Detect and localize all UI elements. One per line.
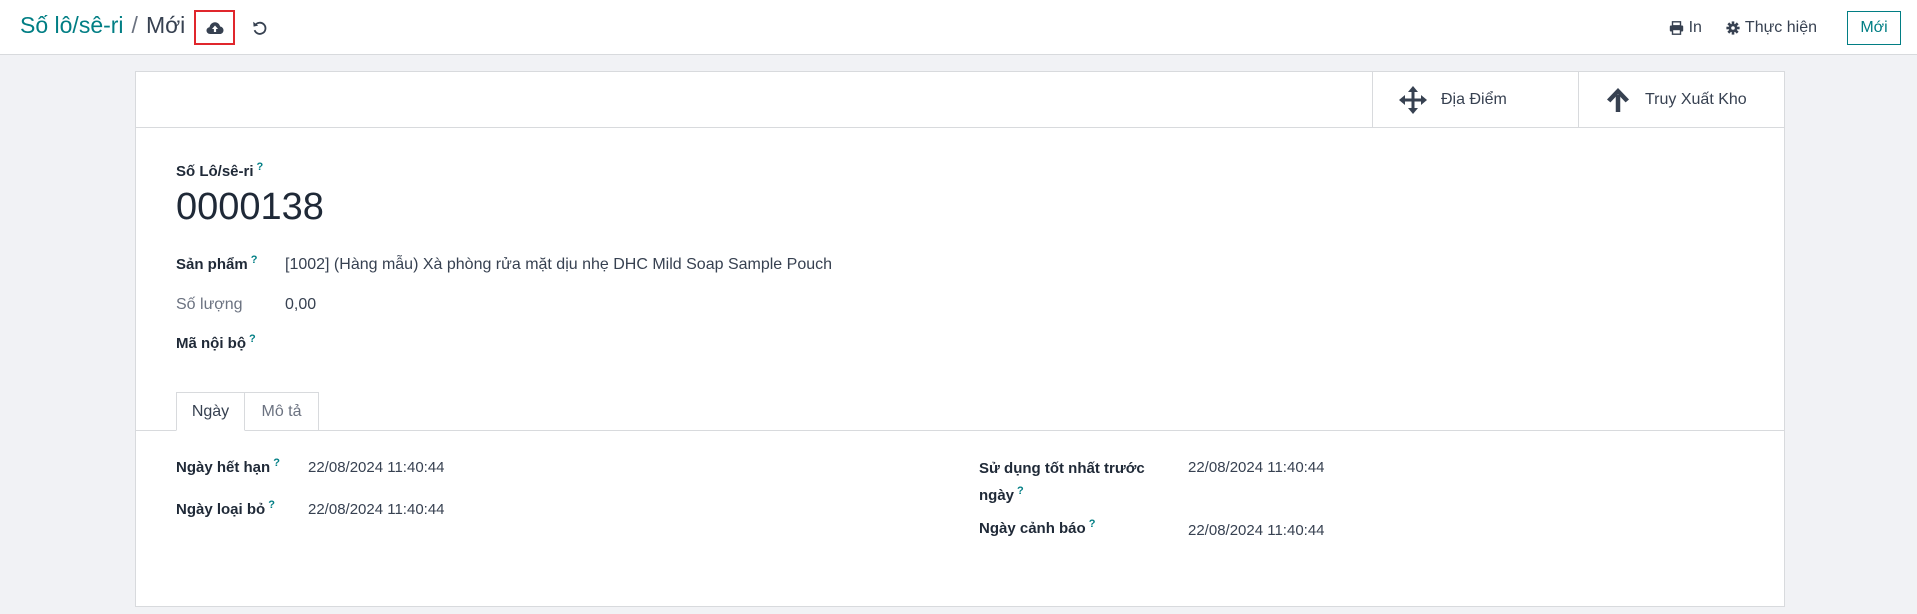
product-label: Sản phẩm?: [176, 254, 258, 273]
alert-date-label: Ngày cảnh báo?: [979, 518, 1096, 537]
save-button[interactable]: [194, 10, 235, 45]
location-label: Địa Điểm: [1441, 90, 1507, 108]
help-tooltip[interactable]: ?: [1017, 485, 1024, 497]
breadcrumb-lots-link[interactable]: Số lô/sê-ri: [20, 12, 124, 38]
action-label: Thực hiện: [1744, 18, 1817, 36]
print-button[interactable]: In: [1669, 19, 1702, 37]
form-sheet: Địa Điểm Truy Xuất Kho Số Lô/sê-ri? 0000…: [135, 71, 1785, 607]
control-panel: Số lô/sê-ri / Mới In Thực hiện Mới: [0, 0, 1917, 55]
removal-date-label: Ngày loại bỏ?: [176, 499, 275, 518]
discard-button[interactable]: [246, 14, 274, 42]
help-tooltip[interactable]: ?: [257, 161, 264, 173]
breadcrumb: Số lô/sê-ri / Mới: [20, 12, 185, 39]
printer-icon: [1669, 20, 1683, 35]
expiration-date-label: Ngày hết hạn?: [176, 457, 280, 476]
traceability-smart-button[interactable]: Truy Xuất Kho: [1578, 72, 1784, 127]
gear-icon: [1726, 20, 1740, 35]
new-button[interactable]: Mới: [1847, 10, 1901, 45]
expiration-date-field[interactable]: 22/08/2024 11:40:44: [308, 459, 445, 476]
internal-reference-label: Mã nội bộ?: [176, 333, 256, 352]
location-smart-button[interactable]: Địa Điểm: [1372, 72, 1578, 127]
cloud-upload-icon: [206, 21, 223, 34]
alert-date-field[interactable]: 22/08/2024 11:40:44: [1188, 522, 1325, 539]
notebook-tabs: Ngày Mô tả: [136, 392, 1784, 431]
help-tooltip[interactable]: ?: [273, 457, 280, 469]
tab-dates[interactable]: Ngày: [176, 392, 245, 431]
smart-button-box: Địa Điểm Truy Xuất Kho: [136, 72, 1784, 128]
quantity-label: Số lượng: [176, 296, 243, 313]
breadcrumb-current: Mới: [145, 12, 186, 38]
undo-icon: [253, 21, 267, 35]
product-field[interactable]: [1002] (Hàng mẫu) Xà phòng rửa mặt dịu n…: [285, 256, 832, 274]
lot-number-field[interactable]: 0000138: [176, 186, 324, 229]
tab-description[interactable]: Mô tả: [245, 392, 319, 431]
arrows-move-icon: [1399, 85, 1427, 114]
traceability-label: Truy Xuất Kho: [1645, 90, 1747, 108]
breadcrumb-separator: /: [131, 12, 138, 38]
lot-number-label: Số Lô/sê-ri?: [176, 161, 264, 180]
internal-reference-input[interactable]: [285, 330, 885, 356]
print-label: In: [1688, 18, 1702, 36]
help-tooltip[interactable]: ?: [268, 499, 275, 511]
action-menu-button[interactable]: Thực hiện: [1726, 19, 1817, 37]
quantity-field: 0,00: [285, 296, 317, 313]
help-tooltip[interactable]: ?: [1089, 518, 1096, 530]
use-before-date-label: Sử dụng tốt nhất trước ngày?: [979, 460, 1145, 504]
use-before-date-field[interactable]: 22/08/2024 11:40:44: [1188, 459, 1325, 476]
removal-date-field[interactable]: 22/08/2024 11:40:44: [308, 501, 445, 518]
help-tooltip[interactable]: ?: [249, 333, 256, 345]
arrow-up-icon: [1605, 87, 1631, 113]
top-actions: In Thực hiện Mới: [1669, 0, 1917, 55]
help-tooltip[interactable]: ?: [251, 254, 258, 266]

------------------------------------

Reproduce the records above verbatim, line for line, omitting the pictures.

Detect and localize all UI elements. One per line.
product-label: Sản phẩm?: [176, 254, 258, 273]
alert-date-label: Ngày cảnh báo?: [979, 518, 1096, 537]
save-button[interactable]: [194, 10, 235, 45]
location-label: Địa Điểm: [1441, 90, 1507, 108]
help-tooltip[interactable]: ?: [1017, 485, 1024, 497]
breadcrumb-lots-link[interactable]: Số lô/sê-ri: [20, 12, 124, 38]
action-label: Thực hiện: [1744, 18, 1817, 36]
print-button[interactable]: In: [1669, 19, 1702, 37]
form-sheet: Địa Điểm Truy Xuất Kho Số Lô/sê-ri? 0000…: [135, 71, 1785, 607]
control-panel: Số lô/sê-ri / Mới In Thực hiện Mới: [0, 0, 1917, 55]
removal-date-label: Ngày loại bỏ?: [176, 499, 275, 518]
discard-button[interactable]: [246, 14, 274, 42]
help-tooltip[interactable]: ?: [257, 161, 264, 173]
breadcrumb: Số lô/sê-ri / Mới: [20, 12, 185, 39]
printer-icon: [1669, 20, 1683, 35]
expiration-date-label: Ngày hết hạn?: [176, 457, 280, 476]
traceability-smart-button[interactable]: Truy Xuất Kho: [1578, 72, 1784, 127]
gear-icon: [1726, 20, 1740, 35]
new-button[interactable]: Mới: [1847, 10, 1901, 45]
expiration-date-field[interactable]: 22/08/2024 11:40:44: [308, 459, 445, 476]
internal-reference-label: Mã nội bộ?: [176, 333, 256, 352]
location-smart-button[interactable]: Địa Điểm: [1372, 72, 1578, 127]
cloud-upload-icon: [206, 21, 223, 34]
alert-date-field[interactable]: 22/08/2024 11:40:44: [1188, 522, 1325, 539]
notebook-tabs: Ngày Mô tả: [136, 392, 1784, 431]
help-tooltip[interactable]: ?: [273, 457, 280, 469]
tab-dates[interactable]: Ngày: [176, 392, 245, 431]
smart-button-box: Địa Điểm Truy Xuất Kho: [136, 72, 1784, 128]
quantity-label: Số lượng: [176, 296, 243, 313]
breadcrumb-current: Mới: [145, 12, 186, 38]
undo-icon: [253, 21, 267, 35]
product-field[interactable]: [1002] (Hàng mẫu) Xà phòng rửa mặt dịu n…: [285, 256, 832, 274]
lot-number-field[interactable]: 0000138: [176, 186, 324, 229]
tab-description[interactable]: Mô tả: [245, 392, 319, 431]
arrows-move-icon: [1399, 85, 1427, 114]
traceability-label: Truy Xuất Kho: [1645, 90, 1747, 108]
breadcrumb-separator: /: [131, 12, 138, 38]
lot-number-label: Số Lô/sê-ri?: [176, 161, 264, 180]
internal-reference-input[interactable]: [285, 330, 885, 356]
print-label: In: [1688, 18, 1702, 36]
help-tooltip[interactable]: ?: [268, 499, 275, 511]
action-menu-button[interactable]: Thực hiện: [1726, 19, 1817, 37]
quantity-field: 0,00: [285, 296, 317, 313]
help-tooltip[interactable]: ?: [1089, 518, 1096, 530]
use-before-date-label: Sử dụng tốt nhất trước ngày?: [979, 460, 1145, 504]
use-before-date-field[interactable]: 22/08/2024 11:40:44: [1188, 459, 1325, 476]
removal-date-field[interactable]: 22/08/2024 11:40:44: [308, 501, 445, 518]
help-tooltip[interactable]: ?: [249, 333, 256, 345]
arrow-up-icon: [1605, 87, 1631, 113]
top-actions: In Thực hiện Mới: [1669, 0, 1917, 55]
help-tooltip[interactable]: ?: [251, 254, 258, 266]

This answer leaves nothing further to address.